PROBLEM DESCRIPTION -
Write out every line of the material exactly as it appears.

Figure dataset records -

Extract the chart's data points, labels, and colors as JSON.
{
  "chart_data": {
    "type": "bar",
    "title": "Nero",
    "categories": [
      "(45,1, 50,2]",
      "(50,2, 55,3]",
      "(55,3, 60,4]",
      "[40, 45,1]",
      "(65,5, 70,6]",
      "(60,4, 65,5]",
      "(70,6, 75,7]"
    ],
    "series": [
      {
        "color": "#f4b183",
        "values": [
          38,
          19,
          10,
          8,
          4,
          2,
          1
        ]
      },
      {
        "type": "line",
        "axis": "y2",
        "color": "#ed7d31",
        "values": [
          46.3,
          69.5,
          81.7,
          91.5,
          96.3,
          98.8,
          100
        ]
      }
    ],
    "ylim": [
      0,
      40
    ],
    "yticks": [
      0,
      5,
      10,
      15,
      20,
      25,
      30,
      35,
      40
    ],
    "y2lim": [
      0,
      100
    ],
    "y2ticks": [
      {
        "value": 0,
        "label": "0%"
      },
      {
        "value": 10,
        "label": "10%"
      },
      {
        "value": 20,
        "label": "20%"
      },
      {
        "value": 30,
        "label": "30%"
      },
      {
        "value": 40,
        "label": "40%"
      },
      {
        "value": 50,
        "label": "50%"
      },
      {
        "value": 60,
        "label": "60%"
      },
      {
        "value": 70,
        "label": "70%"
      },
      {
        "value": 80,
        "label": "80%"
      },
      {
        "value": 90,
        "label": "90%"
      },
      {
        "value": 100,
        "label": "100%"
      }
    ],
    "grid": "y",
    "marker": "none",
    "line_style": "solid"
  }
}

TASK RESULT -
Extract the chart's data points, labels, and colors as JSON.
{
  "chart_data": {
    "type": "bar",
    "title": "Nero",
    "categories": [
      "(45,1, 50,2]",
      "(50,2, 55,3]",
      "(55,3, 60,4]",
      "[40, 45,1]",
      "(65,5, 70,6]",
      "(60,4, 65,5]",
      "(70,6, 75,7]"
    ],
    "series": [
      {
        "color": "#f4b183",
        "values": [
          38,
          19,
          10,
          8,
          4,
          2,
          1
        ]
      },
      {
        "type": "line",
        "axis": "y2",
        "color": "#ed7d31",
        "values": [
          46.3,
          69.5,
          81.7,
          91.5,
          96.3,
          98.8,
          100
        ]
      }
    ],
    "ylim": [
      0,
      40
    ],
    "yticks": [
      0,
      5,
      10,
      15,
      20,
      25,
      30,
      35,
      40
    ],
    "y2lim": [
      0,
      100
    ],
    "y2ticks": [
      {
        "value": 0,
        "label": "0%"
      },
      {
        "value": 10,
        "label": "10%"
      },
      {
        "value": 20,
        "label": "20%"
      },
      {
        "value": 30,
        "label": "30%"
      },
      {
        "value": 40,
        "label": "40%"
      },
      {
        "value": 50,
        "label": "50%"
      },
      {
        "value": 60,
        "label": "60%"
      },
      {
        "value": 70,
        "label": "70%"
      },
      {
        "value": 80,
        "label": "80%"
      },
      {
        "value": 90,
        "label": "90%"
      },
      {
        "value": 100,
        "label": "100%"
      }
    ],
    "grid": "y",
    "marker": "none",
    "line_style": "solid"
  }
}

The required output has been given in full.